**Problems to solve:**
a - Rewrite the paragraph about St Camillus parish starting at "Now on to the" and ending at "inclusive and accessible.", renaming "pastor" to "priest".
b - From the paragraph about St Camillus parish, list each adjective used for what the parish is or is meant to become for people with disabilities.
c - Pick up the paragraph about St Camillus parish after its last sentence and keep it going.

Now on to the things St Camillus is trying to fix/change in order to be more inclusive. During my first few years at the parish I thought St Camillus was a welcoming place for everyone with disabilities. I was horrified when I spoke with the families of people with disabilities who did not find the parish to be welcoming. I shared what I had heard with the pastor and in response he talked to the congregation from the pulpit about inclusion. The pastor also supports a parish committee made up of people with a range of disabilities and others who care about making St. Camillus more inclusive and accessible.

**Excerpted records:**
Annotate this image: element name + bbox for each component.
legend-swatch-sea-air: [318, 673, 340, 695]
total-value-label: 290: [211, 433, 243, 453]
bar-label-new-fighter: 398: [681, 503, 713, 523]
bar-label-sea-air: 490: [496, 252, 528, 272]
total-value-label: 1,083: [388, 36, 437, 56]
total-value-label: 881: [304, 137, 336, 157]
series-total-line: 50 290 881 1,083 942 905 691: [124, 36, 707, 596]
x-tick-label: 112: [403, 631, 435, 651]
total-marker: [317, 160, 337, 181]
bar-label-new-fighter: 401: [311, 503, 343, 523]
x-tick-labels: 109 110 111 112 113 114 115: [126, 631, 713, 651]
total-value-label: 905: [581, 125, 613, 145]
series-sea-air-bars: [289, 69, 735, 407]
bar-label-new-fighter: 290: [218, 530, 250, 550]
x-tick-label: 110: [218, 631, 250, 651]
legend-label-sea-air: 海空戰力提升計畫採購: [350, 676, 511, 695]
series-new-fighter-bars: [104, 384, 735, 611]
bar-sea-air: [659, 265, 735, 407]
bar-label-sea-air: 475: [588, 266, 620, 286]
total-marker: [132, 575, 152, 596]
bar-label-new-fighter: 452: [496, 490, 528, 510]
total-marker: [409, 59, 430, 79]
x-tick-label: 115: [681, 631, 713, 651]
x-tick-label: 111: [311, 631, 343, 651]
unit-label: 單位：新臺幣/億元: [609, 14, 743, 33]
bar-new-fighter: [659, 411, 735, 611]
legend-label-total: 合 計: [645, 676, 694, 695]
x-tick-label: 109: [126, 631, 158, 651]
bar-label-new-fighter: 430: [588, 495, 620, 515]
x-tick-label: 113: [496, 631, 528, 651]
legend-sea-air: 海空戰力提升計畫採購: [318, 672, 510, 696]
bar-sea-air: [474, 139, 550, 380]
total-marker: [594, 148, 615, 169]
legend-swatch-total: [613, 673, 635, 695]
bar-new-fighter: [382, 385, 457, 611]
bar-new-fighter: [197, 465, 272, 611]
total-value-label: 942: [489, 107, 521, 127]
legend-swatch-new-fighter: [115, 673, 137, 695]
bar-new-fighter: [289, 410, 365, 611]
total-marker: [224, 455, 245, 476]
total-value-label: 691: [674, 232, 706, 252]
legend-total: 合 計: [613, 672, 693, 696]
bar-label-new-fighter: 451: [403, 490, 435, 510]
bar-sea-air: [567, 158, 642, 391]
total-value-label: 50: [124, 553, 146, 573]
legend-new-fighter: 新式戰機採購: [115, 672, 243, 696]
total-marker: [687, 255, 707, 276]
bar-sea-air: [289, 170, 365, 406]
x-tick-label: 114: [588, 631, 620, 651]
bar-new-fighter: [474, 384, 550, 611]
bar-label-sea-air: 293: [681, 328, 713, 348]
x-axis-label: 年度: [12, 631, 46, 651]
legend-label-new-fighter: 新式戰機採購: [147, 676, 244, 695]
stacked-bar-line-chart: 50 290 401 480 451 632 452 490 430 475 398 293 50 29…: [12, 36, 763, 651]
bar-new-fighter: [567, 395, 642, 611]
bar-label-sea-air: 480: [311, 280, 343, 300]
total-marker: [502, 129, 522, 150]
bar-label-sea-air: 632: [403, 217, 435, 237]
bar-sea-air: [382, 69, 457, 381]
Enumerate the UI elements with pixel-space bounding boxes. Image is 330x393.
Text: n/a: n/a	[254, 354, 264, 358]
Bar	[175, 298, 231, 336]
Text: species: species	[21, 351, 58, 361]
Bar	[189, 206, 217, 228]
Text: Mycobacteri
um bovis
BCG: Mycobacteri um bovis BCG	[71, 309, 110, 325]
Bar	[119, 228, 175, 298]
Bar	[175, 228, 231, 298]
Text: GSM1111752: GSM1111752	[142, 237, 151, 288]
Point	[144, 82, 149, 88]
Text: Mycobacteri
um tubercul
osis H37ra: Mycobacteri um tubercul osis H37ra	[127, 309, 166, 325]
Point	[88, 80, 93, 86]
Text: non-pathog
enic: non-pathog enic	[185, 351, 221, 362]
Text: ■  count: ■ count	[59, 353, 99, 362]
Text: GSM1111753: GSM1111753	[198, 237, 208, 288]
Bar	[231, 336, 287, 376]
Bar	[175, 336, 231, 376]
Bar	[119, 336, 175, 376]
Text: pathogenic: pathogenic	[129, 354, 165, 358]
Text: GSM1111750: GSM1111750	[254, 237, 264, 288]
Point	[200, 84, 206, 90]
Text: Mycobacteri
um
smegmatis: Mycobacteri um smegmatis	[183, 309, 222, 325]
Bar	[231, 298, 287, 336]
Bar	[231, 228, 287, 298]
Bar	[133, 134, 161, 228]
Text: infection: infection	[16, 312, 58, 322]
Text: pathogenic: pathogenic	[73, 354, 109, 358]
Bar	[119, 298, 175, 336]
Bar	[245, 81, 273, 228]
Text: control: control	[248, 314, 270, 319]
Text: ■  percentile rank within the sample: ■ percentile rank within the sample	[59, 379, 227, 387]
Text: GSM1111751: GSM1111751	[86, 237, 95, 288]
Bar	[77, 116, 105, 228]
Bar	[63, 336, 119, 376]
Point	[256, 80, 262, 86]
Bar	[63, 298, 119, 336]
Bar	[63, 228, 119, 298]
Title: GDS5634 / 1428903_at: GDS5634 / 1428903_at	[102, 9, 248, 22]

**Answers per task:**
a -
Now on to the things St Camillus is trying to fix/change in order to be more inclusive. During my first few years at the parish I thought St Camillus was a welcoming place for everyone with disabilities. I was horrified when I spoke with the families of people with disabilities who did not find the parish to be welcoming. I shared what I had heard with the priest and in response he talked to the congregation from the pulpit about inclusion. The priest also supports a parish committee made up of people with a range of disabilities and others who care about making St. Camillus more inclusive and accessible.

b - welcoming, inclusive, accessible

c -
Parish Access Benefits Everyone
Most of the issues around inclusion stem from people’s lack of awareness. It is also important to acknowledge that changing the way things are done can also inspire fear or nervousness. When I go to a church and people choose not to sit next to me in the pew I do not think they are purposefully trying to exclude me. People may worry about getting in the way of a wheelchair or of offending someone who is different from them. There may be missteps on the way to making all churches more socially inclusive, but it is still a journey worth taking. It is also important to remember that NCPD is here to help church communities become more welcoming. With your help and God’s grace, creating a more inclusive church will not only benefit people with disabilities, but it will help everyone be part of a warmer and richer faith family!
Margaret Breihan lives in Maryland and is a graduate student studying Social Work at the Catholic University of America.